PROBLEM DETAILS
Find out how many lines of the material contain the string "text" and give only that figure.

(Saved entries)

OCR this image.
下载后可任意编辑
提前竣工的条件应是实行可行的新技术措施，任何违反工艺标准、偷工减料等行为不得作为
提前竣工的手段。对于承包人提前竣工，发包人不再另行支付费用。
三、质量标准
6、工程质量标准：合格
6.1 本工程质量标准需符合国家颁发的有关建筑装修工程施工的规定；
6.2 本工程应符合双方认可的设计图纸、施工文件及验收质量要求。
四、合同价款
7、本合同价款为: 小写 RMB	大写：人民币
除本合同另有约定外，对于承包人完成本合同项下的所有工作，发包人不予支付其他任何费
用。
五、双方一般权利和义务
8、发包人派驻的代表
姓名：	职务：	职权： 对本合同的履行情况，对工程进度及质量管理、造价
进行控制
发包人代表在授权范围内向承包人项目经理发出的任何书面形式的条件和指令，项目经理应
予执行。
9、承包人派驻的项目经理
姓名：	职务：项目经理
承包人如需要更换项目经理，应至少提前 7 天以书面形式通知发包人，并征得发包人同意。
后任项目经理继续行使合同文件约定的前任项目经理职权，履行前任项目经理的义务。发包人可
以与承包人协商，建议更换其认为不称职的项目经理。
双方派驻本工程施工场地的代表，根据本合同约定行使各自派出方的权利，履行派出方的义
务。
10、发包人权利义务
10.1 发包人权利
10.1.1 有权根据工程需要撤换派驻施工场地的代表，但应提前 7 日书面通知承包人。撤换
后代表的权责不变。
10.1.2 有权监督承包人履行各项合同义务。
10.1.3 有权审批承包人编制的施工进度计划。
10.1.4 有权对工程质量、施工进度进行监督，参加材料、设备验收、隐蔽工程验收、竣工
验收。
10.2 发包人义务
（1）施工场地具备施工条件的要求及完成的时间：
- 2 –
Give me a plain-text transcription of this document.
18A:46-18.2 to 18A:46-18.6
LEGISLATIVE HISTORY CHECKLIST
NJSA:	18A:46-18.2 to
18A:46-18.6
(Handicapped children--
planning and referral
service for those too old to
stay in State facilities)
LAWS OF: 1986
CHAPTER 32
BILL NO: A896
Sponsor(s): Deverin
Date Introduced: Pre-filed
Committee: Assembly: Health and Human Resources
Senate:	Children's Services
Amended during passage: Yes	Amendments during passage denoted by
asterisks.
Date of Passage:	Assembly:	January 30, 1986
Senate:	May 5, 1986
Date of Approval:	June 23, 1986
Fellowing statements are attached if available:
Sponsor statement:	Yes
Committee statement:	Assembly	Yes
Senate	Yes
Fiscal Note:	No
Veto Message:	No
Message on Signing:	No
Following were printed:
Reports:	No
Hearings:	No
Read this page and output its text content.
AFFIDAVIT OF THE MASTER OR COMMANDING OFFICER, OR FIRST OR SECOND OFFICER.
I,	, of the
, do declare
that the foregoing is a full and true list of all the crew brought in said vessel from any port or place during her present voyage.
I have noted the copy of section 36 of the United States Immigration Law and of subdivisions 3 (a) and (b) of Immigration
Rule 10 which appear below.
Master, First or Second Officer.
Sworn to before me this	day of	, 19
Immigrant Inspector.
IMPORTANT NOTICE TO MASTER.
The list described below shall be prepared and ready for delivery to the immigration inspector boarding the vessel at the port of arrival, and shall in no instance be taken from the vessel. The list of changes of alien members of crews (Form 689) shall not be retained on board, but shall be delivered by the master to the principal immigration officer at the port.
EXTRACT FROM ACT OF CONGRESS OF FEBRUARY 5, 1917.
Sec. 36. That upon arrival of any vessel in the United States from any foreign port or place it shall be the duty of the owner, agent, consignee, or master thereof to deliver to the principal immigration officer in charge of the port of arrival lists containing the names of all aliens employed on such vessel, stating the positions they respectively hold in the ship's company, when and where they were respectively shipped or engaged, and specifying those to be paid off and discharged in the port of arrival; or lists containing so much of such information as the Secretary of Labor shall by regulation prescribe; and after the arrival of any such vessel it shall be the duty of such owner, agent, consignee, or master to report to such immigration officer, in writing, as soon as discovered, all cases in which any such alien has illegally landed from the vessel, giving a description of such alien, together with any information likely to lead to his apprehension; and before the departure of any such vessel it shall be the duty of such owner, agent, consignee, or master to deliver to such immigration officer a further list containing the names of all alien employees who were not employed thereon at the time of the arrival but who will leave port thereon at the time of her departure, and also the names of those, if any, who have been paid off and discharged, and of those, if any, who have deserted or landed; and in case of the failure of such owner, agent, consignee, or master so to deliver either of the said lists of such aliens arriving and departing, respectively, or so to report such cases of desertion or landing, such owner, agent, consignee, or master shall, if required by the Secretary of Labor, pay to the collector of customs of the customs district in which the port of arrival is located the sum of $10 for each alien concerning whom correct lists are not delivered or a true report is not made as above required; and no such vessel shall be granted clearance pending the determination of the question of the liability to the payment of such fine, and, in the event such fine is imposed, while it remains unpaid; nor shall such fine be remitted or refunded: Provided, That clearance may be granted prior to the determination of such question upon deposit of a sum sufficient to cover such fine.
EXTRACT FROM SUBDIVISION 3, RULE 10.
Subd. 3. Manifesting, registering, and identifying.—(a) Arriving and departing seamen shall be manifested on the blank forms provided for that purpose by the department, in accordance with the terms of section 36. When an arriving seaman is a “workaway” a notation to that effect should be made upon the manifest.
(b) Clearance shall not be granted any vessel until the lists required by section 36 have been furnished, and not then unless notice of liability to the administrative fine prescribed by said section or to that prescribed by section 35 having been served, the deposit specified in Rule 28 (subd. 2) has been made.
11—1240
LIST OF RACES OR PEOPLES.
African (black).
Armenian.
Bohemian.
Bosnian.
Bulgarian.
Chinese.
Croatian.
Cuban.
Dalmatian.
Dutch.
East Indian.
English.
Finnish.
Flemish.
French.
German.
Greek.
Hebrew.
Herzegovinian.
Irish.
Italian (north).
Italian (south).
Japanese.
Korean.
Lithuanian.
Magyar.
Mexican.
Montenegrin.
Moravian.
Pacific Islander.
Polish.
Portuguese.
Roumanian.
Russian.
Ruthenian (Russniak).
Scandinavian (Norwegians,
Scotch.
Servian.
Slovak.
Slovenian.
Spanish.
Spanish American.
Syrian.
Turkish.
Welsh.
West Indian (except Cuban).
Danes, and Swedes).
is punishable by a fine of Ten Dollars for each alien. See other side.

TASK OUTPUT
2